§ **Problem details**
Copy the listing below in full and skip every picture.

§ **Task inputs**
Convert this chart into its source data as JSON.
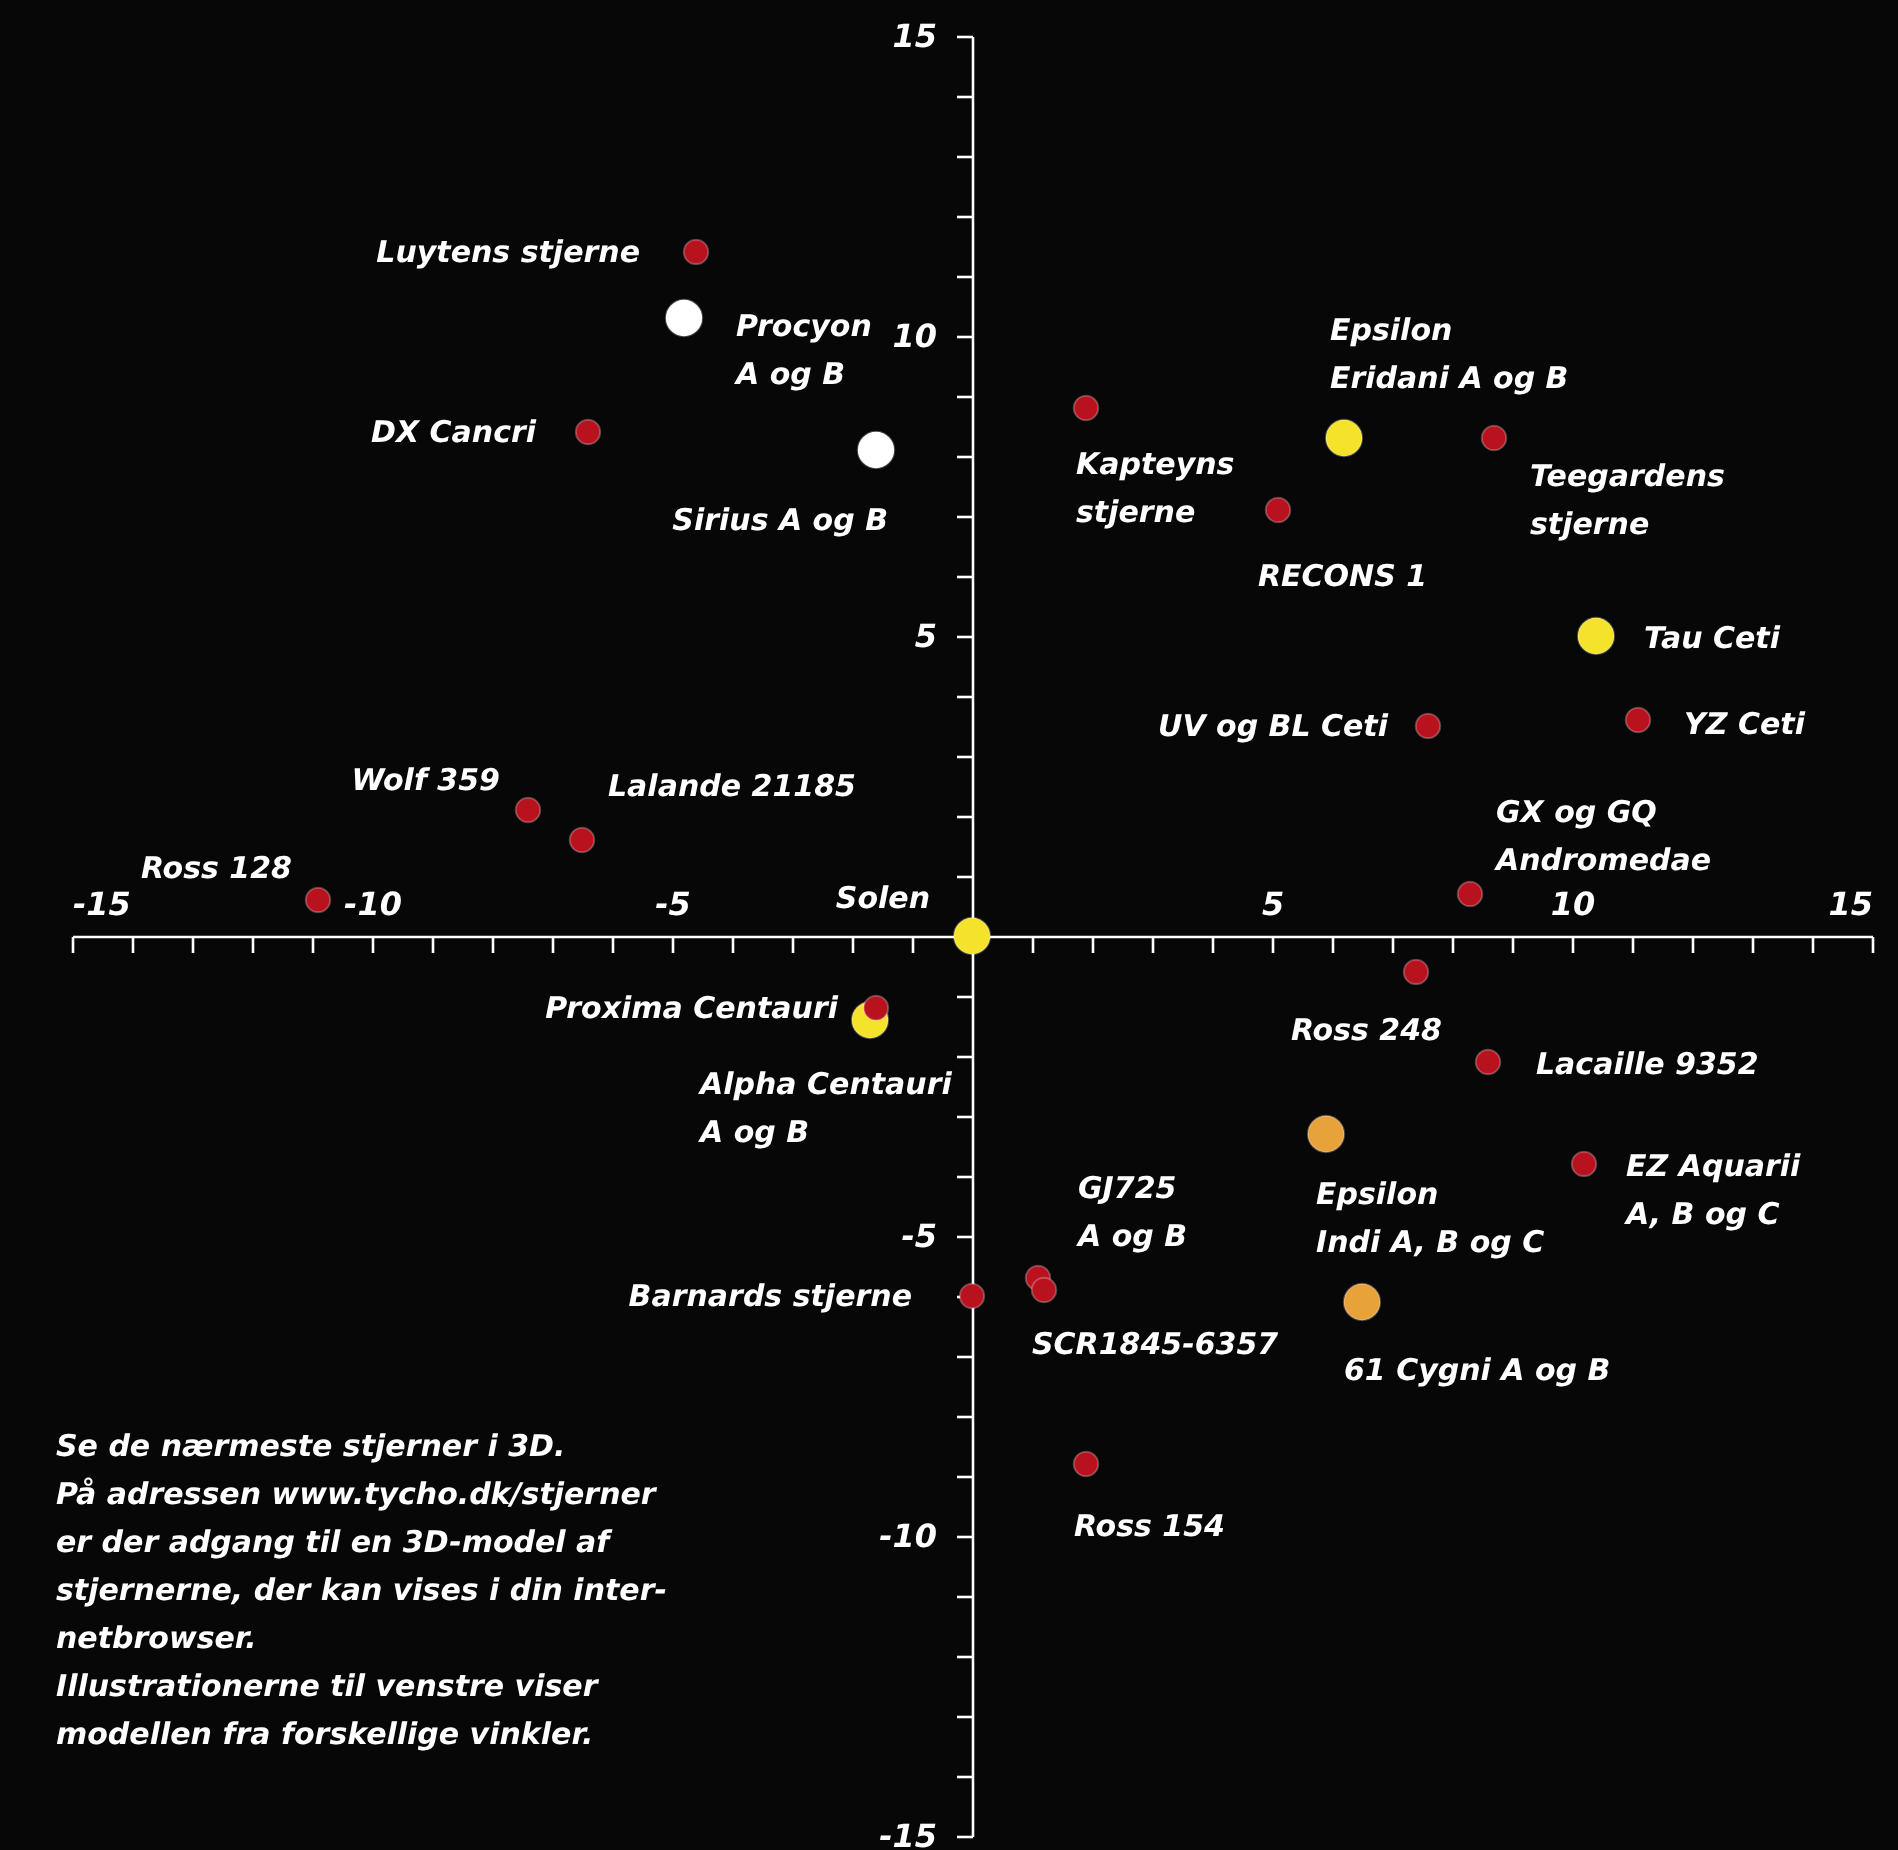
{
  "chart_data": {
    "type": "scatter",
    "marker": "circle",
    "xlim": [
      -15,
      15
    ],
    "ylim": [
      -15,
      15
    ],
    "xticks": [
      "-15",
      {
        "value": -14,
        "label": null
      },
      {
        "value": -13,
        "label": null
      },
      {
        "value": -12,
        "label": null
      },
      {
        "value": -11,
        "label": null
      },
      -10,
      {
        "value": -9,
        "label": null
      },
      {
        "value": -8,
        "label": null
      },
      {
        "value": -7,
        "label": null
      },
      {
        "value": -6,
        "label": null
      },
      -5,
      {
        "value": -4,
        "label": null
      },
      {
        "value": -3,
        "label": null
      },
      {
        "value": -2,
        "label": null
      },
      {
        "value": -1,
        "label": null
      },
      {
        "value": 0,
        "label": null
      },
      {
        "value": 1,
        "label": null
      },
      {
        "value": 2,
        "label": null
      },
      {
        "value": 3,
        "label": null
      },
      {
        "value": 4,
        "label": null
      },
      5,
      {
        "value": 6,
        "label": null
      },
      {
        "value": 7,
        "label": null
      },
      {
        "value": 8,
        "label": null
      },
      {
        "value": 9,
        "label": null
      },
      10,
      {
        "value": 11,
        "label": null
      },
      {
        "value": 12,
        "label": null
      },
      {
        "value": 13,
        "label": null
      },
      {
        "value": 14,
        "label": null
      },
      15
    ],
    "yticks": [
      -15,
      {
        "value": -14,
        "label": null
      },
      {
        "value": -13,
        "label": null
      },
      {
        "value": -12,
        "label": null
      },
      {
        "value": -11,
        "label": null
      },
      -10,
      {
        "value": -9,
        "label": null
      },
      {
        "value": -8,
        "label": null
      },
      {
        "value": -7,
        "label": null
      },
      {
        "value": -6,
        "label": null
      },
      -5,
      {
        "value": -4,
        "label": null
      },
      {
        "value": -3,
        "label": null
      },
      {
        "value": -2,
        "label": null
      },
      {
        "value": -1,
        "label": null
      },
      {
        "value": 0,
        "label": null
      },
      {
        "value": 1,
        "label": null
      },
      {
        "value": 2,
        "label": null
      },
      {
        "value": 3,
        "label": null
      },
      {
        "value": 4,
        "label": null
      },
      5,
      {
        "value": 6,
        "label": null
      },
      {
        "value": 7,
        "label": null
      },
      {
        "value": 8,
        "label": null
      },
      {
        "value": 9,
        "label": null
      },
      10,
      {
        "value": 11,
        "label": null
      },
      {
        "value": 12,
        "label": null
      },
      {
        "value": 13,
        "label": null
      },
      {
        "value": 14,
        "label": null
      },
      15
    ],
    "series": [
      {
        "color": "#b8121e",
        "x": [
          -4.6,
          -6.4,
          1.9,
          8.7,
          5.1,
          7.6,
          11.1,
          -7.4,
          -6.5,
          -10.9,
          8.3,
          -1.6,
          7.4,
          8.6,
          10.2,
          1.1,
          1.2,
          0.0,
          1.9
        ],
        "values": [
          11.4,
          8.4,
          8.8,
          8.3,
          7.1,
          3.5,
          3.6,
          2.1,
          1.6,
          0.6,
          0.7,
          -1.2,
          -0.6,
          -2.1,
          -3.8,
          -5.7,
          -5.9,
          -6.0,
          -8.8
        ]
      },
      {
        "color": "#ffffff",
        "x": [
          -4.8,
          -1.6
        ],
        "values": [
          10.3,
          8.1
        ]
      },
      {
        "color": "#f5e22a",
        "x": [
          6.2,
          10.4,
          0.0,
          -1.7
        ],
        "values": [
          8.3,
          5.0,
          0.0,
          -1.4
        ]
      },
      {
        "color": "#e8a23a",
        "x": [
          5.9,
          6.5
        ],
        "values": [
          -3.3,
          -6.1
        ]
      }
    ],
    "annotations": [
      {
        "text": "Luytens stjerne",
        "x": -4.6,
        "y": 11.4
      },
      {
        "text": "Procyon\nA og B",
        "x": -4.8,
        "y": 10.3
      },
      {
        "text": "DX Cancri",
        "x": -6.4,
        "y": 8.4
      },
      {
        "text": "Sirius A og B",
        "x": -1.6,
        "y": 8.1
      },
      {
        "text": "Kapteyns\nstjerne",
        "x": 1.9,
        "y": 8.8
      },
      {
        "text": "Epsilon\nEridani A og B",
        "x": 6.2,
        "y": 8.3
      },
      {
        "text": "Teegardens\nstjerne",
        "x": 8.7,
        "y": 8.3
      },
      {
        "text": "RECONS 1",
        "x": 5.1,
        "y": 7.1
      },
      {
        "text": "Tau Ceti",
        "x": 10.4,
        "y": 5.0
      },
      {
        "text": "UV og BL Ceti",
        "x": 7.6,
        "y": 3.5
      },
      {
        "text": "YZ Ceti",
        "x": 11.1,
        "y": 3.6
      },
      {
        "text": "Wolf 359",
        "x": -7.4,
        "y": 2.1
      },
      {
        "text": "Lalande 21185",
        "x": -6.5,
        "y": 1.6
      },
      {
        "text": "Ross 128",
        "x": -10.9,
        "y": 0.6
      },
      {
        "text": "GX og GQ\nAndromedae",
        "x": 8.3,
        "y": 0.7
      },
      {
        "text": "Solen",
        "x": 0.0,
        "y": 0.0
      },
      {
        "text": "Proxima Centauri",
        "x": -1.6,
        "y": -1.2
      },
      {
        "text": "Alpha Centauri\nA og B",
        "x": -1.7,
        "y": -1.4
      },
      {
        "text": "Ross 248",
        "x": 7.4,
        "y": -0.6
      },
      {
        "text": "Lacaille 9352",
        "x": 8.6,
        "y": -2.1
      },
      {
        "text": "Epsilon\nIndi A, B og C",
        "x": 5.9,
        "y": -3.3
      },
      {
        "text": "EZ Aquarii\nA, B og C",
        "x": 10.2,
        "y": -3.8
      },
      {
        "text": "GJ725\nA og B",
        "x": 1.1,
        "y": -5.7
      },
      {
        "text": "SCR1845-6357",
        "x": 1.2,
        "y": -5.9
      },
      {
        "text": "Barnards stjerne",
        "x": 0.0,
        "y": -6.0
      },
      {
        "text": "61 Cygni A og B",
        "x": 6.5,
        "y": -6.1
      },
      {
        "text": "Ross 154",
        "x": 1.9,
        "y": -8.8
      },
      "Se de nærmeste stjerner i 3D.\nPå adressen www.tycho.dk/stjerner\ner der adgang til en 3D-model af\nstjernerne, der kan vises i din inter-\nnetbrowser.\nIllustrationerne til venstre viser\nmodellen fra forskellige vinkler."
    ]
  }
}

§ **Problem solution**
Convert this chart into its source data as JSON.
{
  "chart_data": {
    "type": "scatter",
    "marker": "circle",
    "xlim": [
      -15,
      15
    ],
    "ylim": [
      -15,
      15
    ],
    "xticks": [
      "-15",
      {
        "value": -14,
        "label": null
      },
      {
        "value": -13,
        "label": null
      },
      {
        "value": -12,
        "label": null
      },
      {
        "value": -11,
        "label": null
      },
      -10,
      {
        "value": -9,
        "label": null
      },
      {
        "value": -8,
        "label": null
      },
      {
        "value": -7,
        "label": null
      },
      {
        "value": -6,
        "label": null
      },
      -5,
      {
        "value": -4,
        "label": null
      },
      {
        "value": -3,
        "label": null
      },
      {
        "value": -2,
        "label": null
      },
      {
        "value": -1,
        "label": null
      },
      {
        "value": 0,
        "label": null
      },
      {
        "value": 1,
        "label": null
      },
      {
        "value": 2,
        "label": null
      },
      {
        "value": 3,
        "label": null
      },
      {
        "value": 4,
        "label": null
      },
      5,
      {
        "value": 6,
        "label": null
      },
      {
        "value": 7,
        "label": null
      },
      {
        "value": 8,
        "label": null
      },
      {
        "value": 9,
        "label": null
      },
      10,
      {
        "value": 11,
        "label": null
      },
      {
        "value": 12,
        "label": null
      },
      {
        "value": 13,
        "label": null
      },
      {
        "value": 14,
        "label": null
      },
      15
    ],
    "yticks": [
      -15,
      {
        "value": -14,
        "label": null
      },
      {
        "value": -13,
        "label": null
      },
      {
        "value": -12,
        "label": null
      },
      {
        "value": -11,
        "label": null
      },
      -10,
      {
        "value": -9,
        "label": null
      },
      {
        "value": -8,
        "label": null
      },
      {
        "value": -7,
        "label": null
      },
      {
        "value": -6,
        "label": null
      },
      -5,
      {
        "value": -4,
        "label": null
      },
      {
        "value": -3,
        "label": null
      },
      {
        "value": -2,
        "label": null
      },
      {
        "value": -1,
        "label": null
      },
      {
        "value": 0,
        "label": null
      },
      {
        "value": 1,
        "label": null
      },
      {
        "value": 2,
        "label": null
      },
      {
        "value": 3,
        "label": null
      },
      {
        "value": 4,
        "label": null
      },
      5,
      {
        "value": 6,
        "label": null
      },
      {
        "value": 7,
        "label": null
      },
      {
        "value": 8,
        "label": null
      },
      {
        "value": 9,
        "label": null
      },
      10,
      {
        "value": 11,
        "label": null
      },
      {
        "value": 12,
        "label": null
      },
      {
        "value": 13,
        "label": null
      },
      {
        "value": 14,
        "label": null
      },
      15
    ],
    "series": [
      {
        "color": "#b8121e",
        "x": [
          -4.6,
          -6.4,
          1.9,
          8.7,
          5.1,
          7.6,
          11.1,
          -7.4,
          -6.5,
          -10.9,
          8.3,
          -1.6,
          7.4,
          8.6,
          10.2,
          1.1,
          1.2,
          0.0,
          1.9
        ],
        "values": [
          11.4,
          8.4,
          8.8,
          8.3,
          7.1,
          3.5,
          3.6,
          2.1,
          1.6,
          0.6,
          0.7,
          -1.2,
          -0.6,
          -2.1,
          -3.8,
          -5.7,
          -5.9,
          -6.0,
          -8.8
        ]
      },
      {
        "color": "#ffffff",
        "x": [
          -4.8,
          -1.6
        ],
        "values": [
          10.3,
          8.1
        ]
      },
      {
        "color": "#f5e22a",
        "x": [
          6.2,
          10.4,
          0.0,
          -1.7
        ],
        "values": [
          8.3,
          5.0,
          0.0,
          -1.4
        ]
      },
      {
        "color": "#e8a23a",
        "x": [
          5.9,
          6.5
        ],
        "values": [
          -3.3,
          -6.1
        ]
      }
    ],
    "annotations": [
      {
        "text": "Luytens stjerne",
        "x": -4.6,
        "y": 11.4
      },
      {
        "text": "Procyon\nA og B",
        "x": -4.8,
        "y": 10.3
      },
      {
        "text": "DX Cancri",
        "x": -6.4,
        "y": 8.4
      },
      {
        "text": "Sirius A og B",
        "x": -1.6,
        "y": 8.1
      },
      {
        "text": "Kapteyns\nstjerne",
        "x": 1.9,
        "y": 8.8
      },
      {
        "text": "Epsilon\nEridani A og B",
        "x": 6.2,
        "y": 8.3
      },
      {
        "text": "Teegardens\nstjerne",
        "x": 8.7,
        "y": 8.3
      },
      {
        "text": "RECONS 1",
        "x": 5.1,
        "y": 7.1
      },
      {
        "text": "Tau Ceti",
        "x": 10.4,
        "y": 5.0
      },
      {
        "text": "UV og BL Ceti",
        "x": 7.6,
        "y": 3.5
      },
      {
        "text": "YZ Ceti",
        "x": 11.1,
        "y": 3.6
      },
      {
        "text": "Wolf 359",
        "x": -7.4,
        "y": 2.1
      },
      {
        "text": "Lalande 21185",
        "x": -6.5,
        "y": 1.6
      },
      {
        "text": "Ross 128",
        "x": -10.9,
        "y": 0.6
      },
      {
        "text": "GX og GQ\nAndromedae",
        "x": 8.3,
        "y": 0.7
      },
      {
        "text": "Solen",
        "x": 0.0,
        "y": 0.0
      },
      {
        "text": "Proxima Centauri",
        "x": -1.6,
        "y": -1.2
      },
      {
        "text": "Alpha Centauri\nA og B",
        "x": -1.7,
        "y": -1.4
      },
      {
        "text": "Ross 248",
        "x": 7.4,
        "y": -0.6
      },
      {
        "text": "Lacaille 9352",
        "x": 8.6,
        "y": -2.1
      },
      {
        "text": "Epsilon\nIndi A, B og C",
        "x": 5.9,
        "y": -3.3
      },
      {
        "text": "EZ Aquarii\nA, B og C",
        "x": 10.2,
        "y": -3.8
      },
      {
        "text": "GJ725\nA og B",
        "x": 1.1,
        "y": -5.7
      },
      {
        "text": "SCR1845-6357",
        "x": 1.2,
        "y": -5.9
      },
      {
        "text": "Barnards stjerne",
        "x": 0.0,
        "y": -6.0
      },
      {
        "text": "61 Cygni A og B",
        "x": 6.5,
        "y": -6.1
      },
      {
        "text": "Ross 154",
        "x": 1.9,
        "y": -8.8
      },
      "Se de nærmeste stjerner i 3D.\nPå adressen www.tycho.dk/stjerner\ner der adgang til en 3D-model af\nstjernerne, der kan vises i din inter-\nnetbrowser.\nIllustrationerne til venstre viser\nmodellen fra forskellige vinkler."
    ]
  }
}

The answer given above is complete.